Requirements = Locate and copy all lines bearing the word "this".

++++ Input data ++++

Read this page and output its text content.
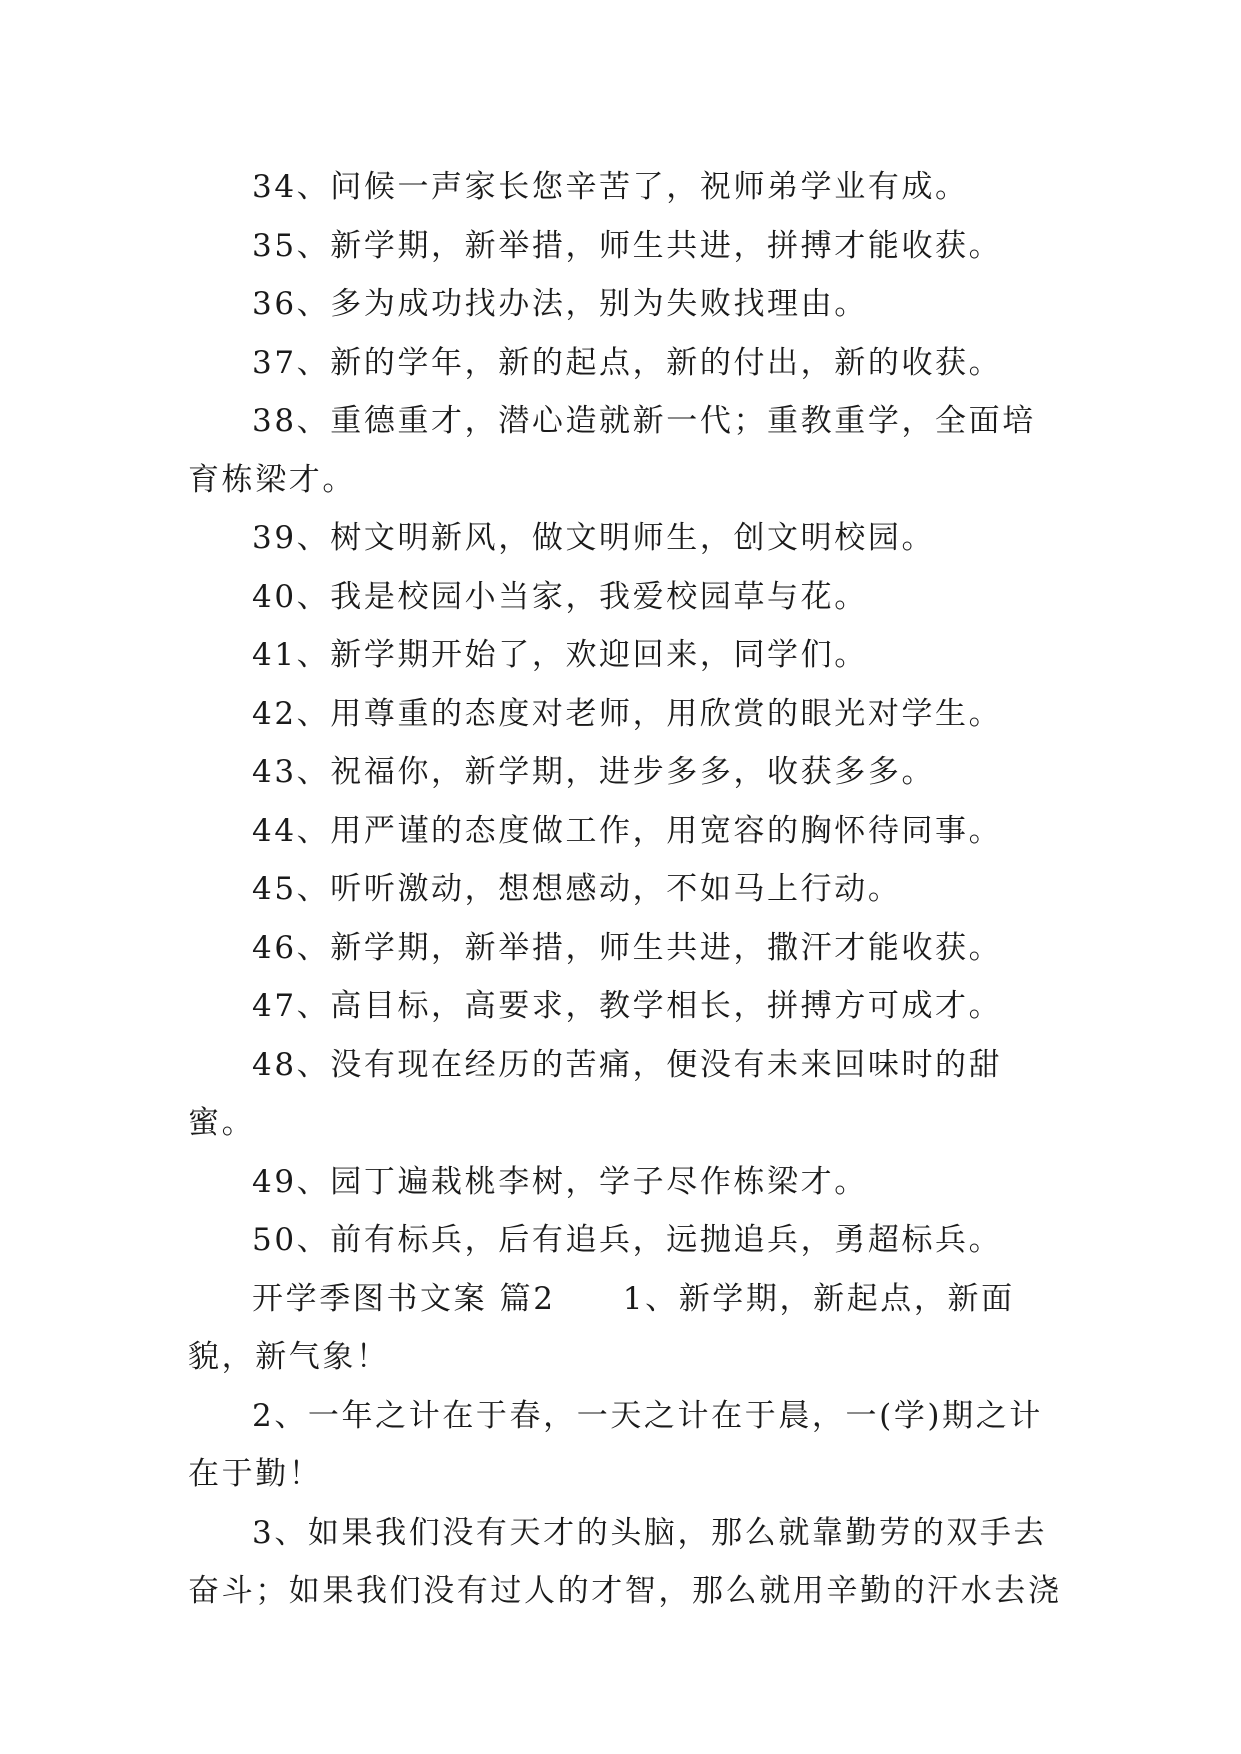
34、问候一声家长您辛苦了，祝师弟学业有成。

35、新学期，新举措，师生共进，拼搏才能收获。

36、多为成功找办法，别为失败找理由。

37、新的学年，新的起点，新的付出，新的收获。

38、重德重才，潜心造就新一代；重教重学，全面培育栋梁才。

39、树文明新风，做文明师生，创文明校园。

40、我是校园小当家，我爱校园草与花。

41、新学期开始了，欢迎回来，同学们。

42、用尊重的态度对老师，用欣赏的眼光对学生。

43、祝福你，新学期，进步多多，收获多多。

44、用严谨的态度做工作，用宽容的胸怀待同事。

45、听听激动，想想感动，不如马上行动。

46、新学期，新举措，师生共进，撒汗才能收获。

47、高目标，高要求，教学相长，拼搏方可成才。

48、没有现在经历的苦痛，便没有未来回味时的甜蜜。

49、园丁遍栽桃李树，学子尽作栋梁才。

50、前有标兵，后有追兵，远抛追兵，勇超标兵。

开学季图书文案 篇2　　1、新学期，新起点，新面貌，新气象！

2、一年之计在于春，一天之计在于晨，一(学)期之计在于勤！

3、如果我们没有天才的头脑，那么就靠勤劳的双手去奋斗；如果我们没有过人的才智，那么就用辛勤的汗水去浇
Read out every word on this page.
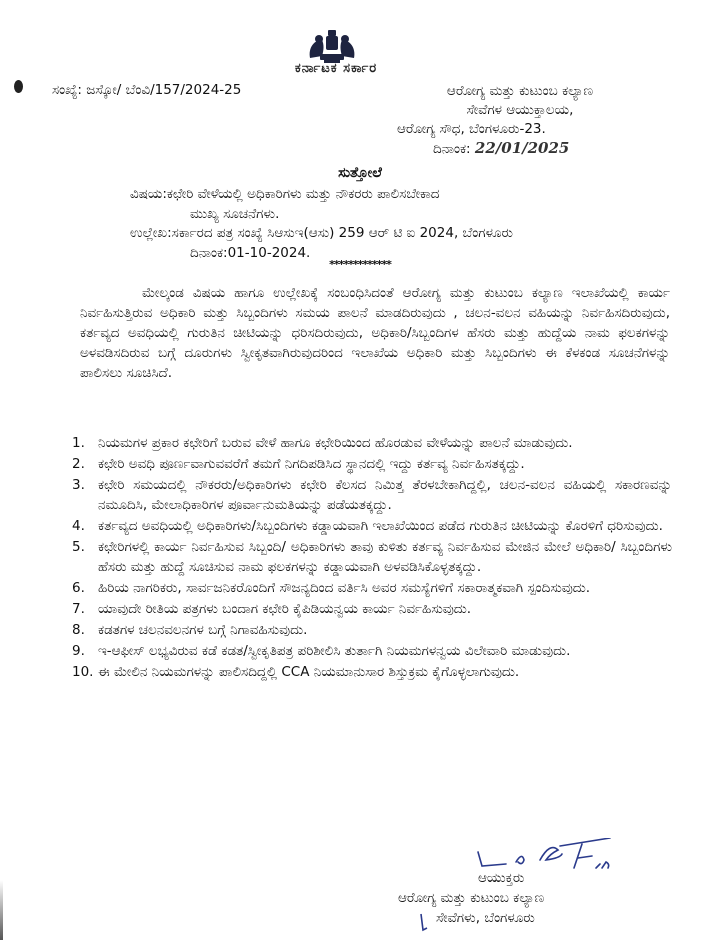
ಕರ್ನಾಟಕ ಸರ್ಕಾರ
ಸಂಖ್ಯೆ: ಜಸ್ಕೋ/ ಬೆಂವಿ/157/2024-25	ಆರೋಗ್ಯ ಮತ್ತು ಕುಟುಂಬ ಕಲ್ಯಾಣ
ಸೇವೆಗಳ ಆಯುಕ್ತಾಲಯ,
ಆರೋಗ್ಯ ಸೌಧ, ಬೆಂಗಳೂರು-23.
ದಿನಾಂಕ: 22/01/2025
ಸುತ್ತೋಲೆ
ವಿಷಯ: ಕಛೇರಿ ವೇಳೆಯಲ್ಲಿ ಅಧಿಕಾರಿಗಳು ಮತ್ತು ನೌಕರರು ಪಾಲಿಸಬೇಕಾದ
ಮುಖ್ಯ ಸೂಚನೆಗಳು.
ಉಲ್ಲೇಖ: ಸರ್ಕಾರದ ಪತ್ರ ಸಂಖ್ಯೆ ಸಿಆಸುಇ(ಆಸು) 259 ಆರ್ ಟಿ ಐ 2024, ಬೆಂಗಳೂರು
ದಿನಾಂಕ:01-10-2024.
*************
ಮೇಲ್ಕಂಡ ವಿಷಯ ಹಾಗೂ ಉಲ್ಲೇಖಕ್ಕೆ ಸಂಬಂಧಿಸಿದಂತೆ ಆರೋಗ್ಯ ಮತ್ತು ಕುಟುಂಬ ಕಲ್ಯಾಣ ಇಲಾಖೆಯಲ್ಲಿ ಕಾರ್ಯ ನಿರ್ವಹಿಸುತ್ತಿರುವ ಅಧಿಕಾರಿ ಮತ್ತು ಸಿಬ್ಬಂದಿಗಳು ಸಮಯ ಪಾಲನೆ ಮಾಡದಿರುವುದು , ಚಲನ-ವಲನ ವಹಿಯನ್ನು ನಿರ್ವಹಿಸದಿರುವುದು, ಕರ್ತವ್ಯದ ಅವಧಿಯಲ್ಲಿ ಗುರುತಿನ ಚೀಟಿಯನ್ನು ಧರಿಸದಿರುವುದು, ಅಧಿಕಾರಿ/ಸಿಬ್ಬಂದಿಗಳ ಹೆಸರು ಮತ್ತು ಹುದ್ದೆಯ ನಾಮ ಫಲಕಗಳನ್ನು ಅಳವಡಿಸದಿರುವ ಬಗ್ಗೆ ದೂರುಗಳು ಸ್ವೀಕೃತವಾಗಿರುವುದರಿಂದ ಇಲಾಖೆಯ ಅಧಿಕಾರಿ ಮತ್ತು ಸಿಬ್ಬಂದಿಗಳು ಈ ಕೆಳಕಂಡ ಸೂಚನೆಗಳನ್ನು ಪಾಲಿಸಲು ಸೂಚಿಸಿದೆ.
1. ನಿಯಮಗಳ ಪ್ರಕಾರ ಕಛೇರಿಗೆ ಬರುವ ವೇಳೆ ಹಾಗೂ ಕಛೇರಿಯಿಂದ ಹೊರಡುವ ವೇಳೆಯನ್ನು ಪಾಲನೆ ಮಾಡುವುದು.
2. ಕಛೇರಿ ಅವಧಿ ಪೂರ್ಣವಾಗುವವರೆಗೆ ತಮಗೆ ನಿಗದಿಪಡಿಸಿದ ಸ್ಥಾನದಲ್ಲಿ ಇದ್ದು ಕರ್ತವ್ಯ ನಿರ್ವಹಿಸತಕ್ಕದ್ದು.
3. ಕಛೇರಿ ಸಮಯದಲ್ಲಿ ನೌಕರರು/ಅಧಿಕಾರಿಗಳು ಕಛೇರಿ ಕೆಲಸದ ನಿಮಿತ್ತ ತೆರಳಬೇಕಾಗಿದ್ದಲ್ಲಿ, ಚಲನ-ವಲನ ವಹಿಯಲ್ಲಿ ಸಕಾರಣವನ್ನು ನಮೂದಿಸಿ, ಮೇಲಾಧಿಕಾರಿಗಳ ಪೂರ್ವಾನುಮತಿಯನ್ನು ಪಡೆಯತಕ್ಕದ್ದು.
4. ಕರ್ತವ್ಯದ ಅವಧಿಯಲ್ಲಿ ಅಧಿಕಾರಿಗಳು/ಸಿಬ್ಬಂದಿಗಳು ಕಡ್ಡಾಯವಾಗಿ ಇಲಾಖೆಯಿಂದ ಪಡೆದ ಗುರುತಿನ ಚೀಟಿಯನ್ನು ಕೊರಳಿಗೆ ಧರಿಸುವುದು.
5. ಕಛೇರಿಗಳಲ್ಲಿ ಕಾರ್ಯ ನಿರ್ವಹಿಸುವ ಸಿಬ್ಬಂದಿ/ ಅಧಿಕಾರಿಗಳು ತಾವು ಕುಳಿತು ಕರ್ತವ್ಯ ನಿರ್ವಹಿಸುವ ಮೇಜಿನ ಮೇಲೆ ಅಧಿಕಾರಿ/ ಸಿಬ್ಬಂದಿಗಳು ಹೆಸರು ಮತ್ತು ಹುದ್ದೆ ಸೂಚಿಸುವ ನಾಮ ಫಲಕಗಳನ್ನು ಕಡ್ಡಾಯವಾಗಿ ಅಳವಡಿಸಿಕೊಳ್ಳತಕ್ಕದ್ದು.
6. ಹಿರಿಯ ನಾಗರಿಕರು, ಸಾರ್ವಜನಿಕರೊಂದಿಗೆ ಸೌಜನ್ಯದಿಂದ ವರ್ತಿಸಿ ಅವರ ಸಮಸ್ಯೆಗಳಿಗೆ ಸಕಾರಾತ್ಮಕವಾಗಿ ಸ್ಪಂದಿಸುವುದು.
7. ಯಾವುದೇ ರೀತಿಯ ಪತ್ರಗಳು ಬಂದಾಗ ಕಛೇರಿ ಕೈಪಿಡಿಯನ್ವಯ ಕಾರ್ಯ ನಿರ್ವಹಿಸುವುದು.
8. ಕಡತಗಳ ಚಲನವಲನಗಳ ಬಗ್ಗೆ ನಿಗಾವಹಿಸುವುದು.
9. ಇ-ಆಫೀಸ್ ಲಭ್ಯವಿರುವ ಕಡೆ ಕಡತ/ಸ್ವೀಕೃತಿಪತ್ರ ಪರಿಶೀಲಿಸಿ ತುರ್ತಾಗಿ ನಿಯಮಗಳನ್ವಯ ವಿಲೇವಾರಿ ಮಾಡುವುದು.
10. ಈ ಮೇಲಿನ ನಿಯಮಗಳನ್ನು ಪಾಲಿಸದಿದ್ದಲ್ಲಿ CCA ನಿಯಮಾನುಸಾರ ಶಿಸ್ತುಕ್ರಮ ಕೈಗೊಳ್ಳಲಾಗುವುದು.
ಆಯುಕ್ತರು
ಆರೋಗ್ಯ ಮತ್ತು ಕುಟುಂಬ ಕಲ್ಯಾಣ
ಸೇವೆಗಳು, ಬೆಂಗಳೂರು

++++

Solution =
Read this page and output its text content.
Read out every word on this page.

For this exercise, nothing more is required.